## DIRECTIVE
Transcribe the whole listing below without changing a word, but leave out every image.
--- start SUPPLIED RECORDS ---
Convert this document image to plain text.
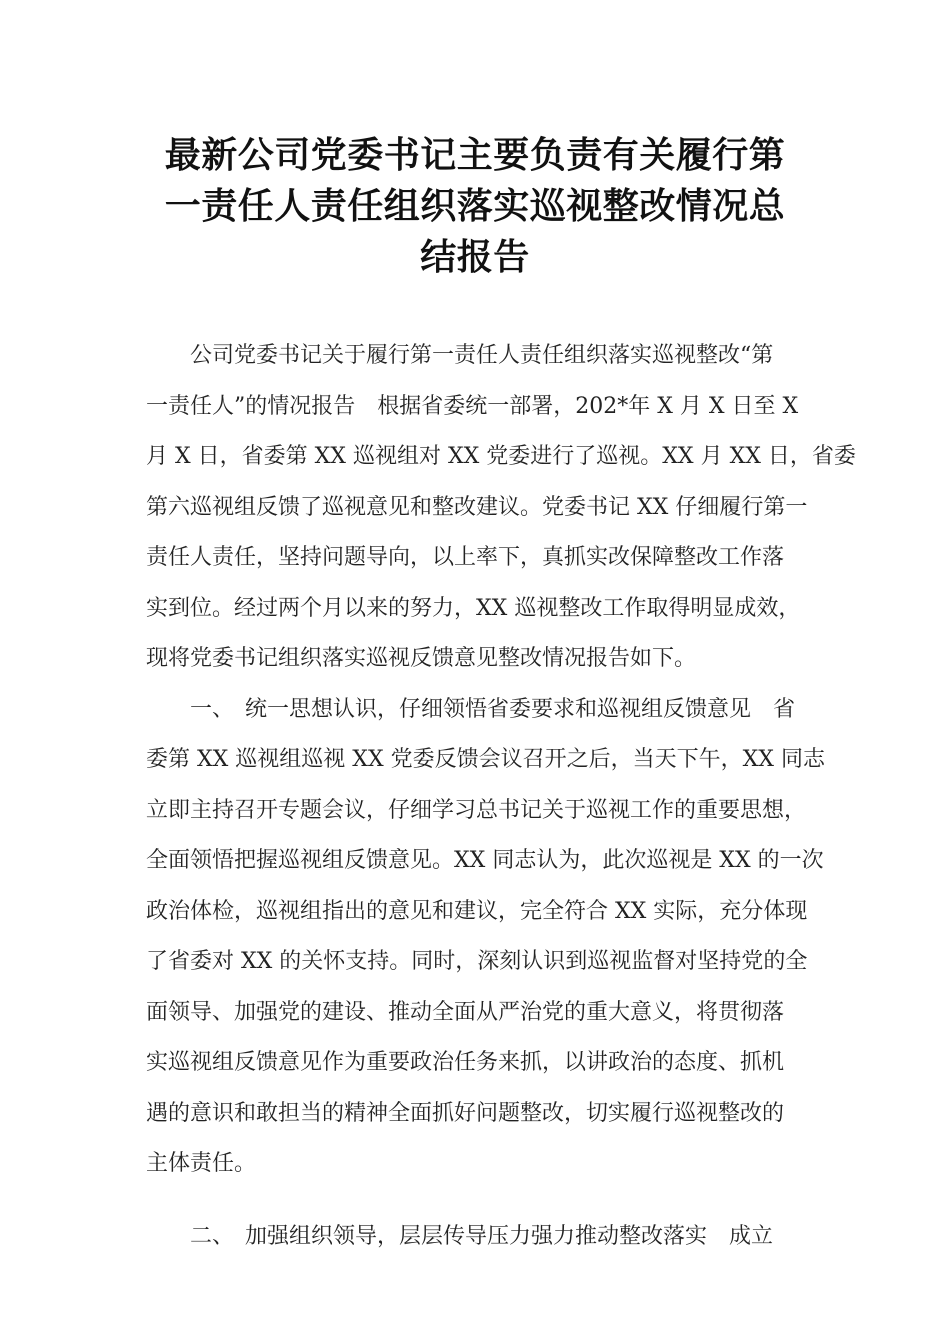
最新公司党委书记主要负责有关履行第
一责任人责任组织落实巡视整改情况总
结报告
公司党委书记关于履行第一责任人责任组织落实巡视整改“第
一责任人”的情况报告　根据省委统一部署，202*年 X 月 X 日至 X
月 X 日，省委第 XX 巡视组对 XX 党委进行了巡视。XX 月 XX 日，省委
第六巡视组反馈了巡视意见和整改建议。党委书记 XX 仔细履行第一
责任人责任，坚持问题导向，以上率下，真抓实改保障整改工作落
实到位。经过两个月以来的努力，XX 巡视整改工作取得明显成效，
现将党委书记组织落实巡视反馈意见整改情况报告如下。
一、　统一思想认识，仔细领悟省委要求和巡视组反馈意见　省
委第 XX 巡视组巡视 XX 党委反馈会议召开之后，当天下午，XX 同志
立即主持召开专题会议，仔细学习总书记关于巡视工作的重要思想，
全面领悟把握巡视组反馈意见。XX 同志认为，此次巡视是 XX 的一次
政治体检，巡视组指出的意见和建议，完全符合 XX 实际，充分体现
了省委对 XX 的关怀支持。同时，深刻认识到巡视监督对坚持党的全
面领导、加强党的建设、推动全面从严治党的重大意义，将贯彻落
实巡视组反馈意见作为重要政治任务来抓，以讲政治的态度、抓机
遇的意识和敢担当的精神全面抓好问题整改，切实履行巡视整改的
主体责任。
二、　加强组织领导，层层传导压力强力推动整改落实　成立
--- end SUPPLIED RECORDS ---
## TASK RESULT
Convert this document image to plain text.
最新公司党委书记主要负责有关履行第
一责任人责任组织落实巡视整改情况总
结报告
公司党委书记关于履行第一责任人责任组织落实巡视整改“第
一责任人”的情况报告　根据省委统一部署，202*年 X 月 X 日至 X
月 X 日，省委第 XX 巡视组对 XX 党委进行了巡视。XX 月 XX 日，省委
第六巡视组反馈了巡视意见和整改建议。党委书记 XX 仔细履行第一
责任人责任，坚持问题导向，以上率下，真抓实改保障整改工作落
实到位。经过两个月以来的努力，XX 巡视整改工作取得明显成效，
现将党委书记组织落实巡视反馈意见整改情况报告如下。
一、　统一思想认识，仔细领悟省委要求和巡视组反馈意见　省
委第 XX 巡视组巡视 XX 党委反馈会议召开之后，当天下午，XX 同志
立即主持召开专题会议，仔细学习总书记关于巡视工作的重要思想，
全面领悟把握巡视组反馈意见。XX 同志认为，此次巡视是 XX 的一次
政治体检，巡视组指出的意见和建议，完全符合 XX 实际，充分体现
了省委对 XX 的关怀支持。同时，深刻认识到巡视监督对坚持党的全
面领导、加强党的建设、推动全面从严治党的重大意义，将贯彻落
实巡视组反馈意见作为重要政治任务来抓，以讲政治的态度、抓机
遇的意识和敢担当的精神全面抓好问题整改，切实履行巡视整改的
主体责任。
二、　加强组织领导，层层传导压力强力推动整改落实　成立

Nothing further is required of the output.